**EXERCISE REQUIREMENTS**
Extract the complete listing and output it unchanged.
───── MATERIAL PROVIDED
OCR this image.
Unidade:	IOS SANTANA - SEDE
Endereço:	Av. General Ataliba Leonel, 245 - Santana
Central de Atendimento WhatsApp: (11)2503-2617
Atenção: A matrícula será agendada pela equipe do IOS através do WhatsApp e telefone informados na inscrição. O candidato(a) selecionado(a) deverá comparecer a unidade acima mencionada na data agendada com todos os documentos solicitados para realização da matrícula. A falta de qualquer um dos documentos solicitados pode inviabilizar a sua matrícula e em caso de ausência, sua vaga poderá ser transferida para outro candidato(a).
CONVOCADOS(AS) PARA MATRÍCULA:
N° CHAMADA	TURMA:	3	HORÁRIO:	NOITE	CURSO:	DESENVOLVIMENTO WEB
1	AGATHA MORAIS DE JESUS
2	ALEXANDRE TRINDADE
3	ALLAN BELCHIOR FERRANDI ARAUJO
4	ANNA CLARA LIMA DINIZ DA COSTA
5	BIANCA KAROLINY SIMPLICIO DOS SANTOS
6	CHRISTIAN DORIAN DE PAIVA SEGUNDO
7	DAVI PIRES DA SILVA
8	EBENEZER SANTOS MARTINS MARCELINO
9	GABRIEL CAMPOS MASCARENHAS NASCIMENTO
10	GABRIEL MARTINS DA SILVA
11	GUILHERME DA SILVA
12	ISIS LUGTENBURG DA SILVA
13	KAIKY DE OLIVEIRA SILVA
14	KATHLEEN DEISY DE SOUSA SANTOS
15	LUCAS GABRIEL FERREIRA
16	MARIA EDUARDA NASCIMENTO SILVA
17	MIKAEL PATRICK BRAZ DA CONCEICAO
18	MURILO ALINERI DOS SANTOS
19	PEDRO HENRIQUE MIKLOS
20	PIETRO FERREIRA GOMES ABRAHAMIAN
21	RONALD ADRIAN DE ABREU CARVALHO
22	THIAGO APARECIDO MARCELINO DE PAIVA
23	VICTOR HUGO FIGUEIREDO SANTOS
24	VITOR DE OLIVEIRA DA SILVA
──────────
**EXPECTED ANSWER**
OCR this image.
Unidade:	IOS SANTANA - SEDE
Endereço:	Av. General Ataliba Leonel, 245 - Santana
Central de Atendimento WhatsApp: (11)2503-2617
Atenção: A matrícula será agendada pela equipe do IOS através do WhatsApp e telefone informados na inscrição. O candidato(a) selecionado(a) deverá comparecer a unidade acima mencionada na data agendada com todos os documentos solicitados para realização da matrícula. A falta de qualquer um dos documentos solicitados pode inviabilizar a sua matrícula e em caso de ausência, sua vaga poderá ser transferida para outro candidato(a).
CONVOCADOS(AS) PARA MATRÍCULA:
N° CHAMADA	TURMA:	3	HORÁRIO:	NOITE	CURSO:	DESENVOLVIMENTO WEB
1	AGATHA MORAIS DE JESUS
2	ALEXANDRE TRINDADE
3	ALLAN BELCHIOR FERRANDI ARAUJO
4	ANNA CLARA LIMA DINIZ DA COSTA
5	BIANCA KAROLINY SIMPLICIO DOS SANTOS
6	CHRISTIAN DORIAN DE PAIVA SEGUNDO
7	DAVI PIRES DA SILVA
8	EBENEZER SANTOS MARTINS MARCELINO
9	GABRIEL CAMPOS MASCARENHAS NASCIMENTO
10	GABRIEL MARTINS DA SILVA
11	GUILHERME DA SILVA
12	ISIS LUGTENBURG DA SILVA
13	KAIKY DE OLIVEIRA SILVA
14	KATHLEEN DEISY DE SOUSA SANTOS
15	LUCAS GABRIEL FERREIRA
16	MARIA EDUARDA NASCIMENTO SILVA
17	MIKAEL PATRICK BRAZ DA CONCEICAO
18	MURILO ALINERI DOS SANTOS
19	PEDRO HENRIQUE MIKLOS
20	PIETRO FERREIRA GOMES ABRAHAMIAN
21	RONALD ADRIAN DE ABREU CARVALHO
22	THIAGO APARECIDO MARCELINO DE PAIVA
23	VICTOR HUGO FIGUEIREDO SANTOS
24	VITOR DE OLIVEIRA DA SILVA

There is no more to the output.